Records:

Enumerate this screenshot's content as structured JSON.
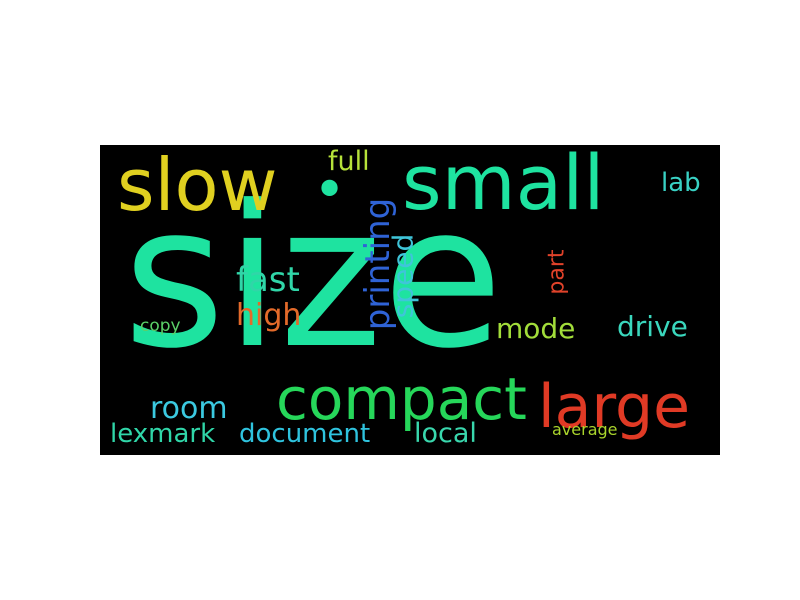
{
  "words": {
    "size": "size",
    "slow": "slow",
    "dot": "•",
    "small": "small",
    "full": "full",
    "lab": "lab",
    "printing": "printing",
    "speed": "speed",
    "part": "part",
    "fast": "fast",
    "high": "high",
    "mode": "mode",
    "drive": "drive",
    "copy": "copy",
    "compact": "compact",
    "large": "large",
    "room": "room",
    "lexmark": "lexmark",
    "document": "document",
    "local": "local",
    "average": "average"
  },
  "colors": {
    "background": "#000000",
    "size": "#1ee3a0",
    "slow": "#e0d020",
    "dot": "#1ee3a0",
    "small": "#1ee3a0",
    "full": "#b6e23a",
    "lab": "#39d1c4",
    "printing": "#2f63d6",
    "speed": "#3fc5d9",
    "part": "#e0422a",
    "fast": "#30d6a8",
    "high": "#e36a2a",
    "mode": "#a2dd3a",
    "drive": "#3ad7bd",
    "copy": "#5bd068",
    "compact": "#26d75a",
    "large": "#e03a25",
    "room": "#3bc9e0",
    "lexmark": "#30d6a8",
    "document": "#2fc3de",
    "local": "#39d7ad",
    "average": "#a9d42c"
  }
}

Directions: Restate each entry word for word, leaving out any pictures.

Result of the task:
Enumerate this screenshot's content as structured JSON.
{
  "words": {
    "size": "size",
    "slow": "slow",
    "dot": "•",
    "small": "small",
    "full": "full",
    "lab": "lab",
    "printing": "printing",
    "speed": "speed",
    "part": "part",
    "fast": "fast",
    "high": "high",
    "mode": "mode",
    "drive": "drive",
    "copy": "copy",
    "compact": "compact",
    "large": "large",
    "room": "room",
    "lexmark": "lexmark",
    "document": "document",
    "local": "local",
    "average": "average"
  },
  "colors": {
    "background": "#000000",
    "size": "#1ee3a0",
    "slow": "#e0d020",
    "dot": "#1ee3a0",
    "small": "#1ee3a0",
    "full": "#b6e23a",
    "lab": "#39d1c4",
    "printing": "#2f63d6",
    "speed": "#3fc5d9",
    "part": "#e0422a",
    "fast": "#30d6a8",
    "high": "#e36a2a",
    "mode": "#a2dd3a",
    "drive": "#3ad7bd",
    "copy": "#5bd068",
    "compact": "#26d75a",
    "large": "#e03a25",
    "room": "#3bc9e0",
    "lexmark": "#30d6a8",
    "document": "#2fc3de",
    "local": "#39d7ad",
    "average": "#a9d42c"
  }
}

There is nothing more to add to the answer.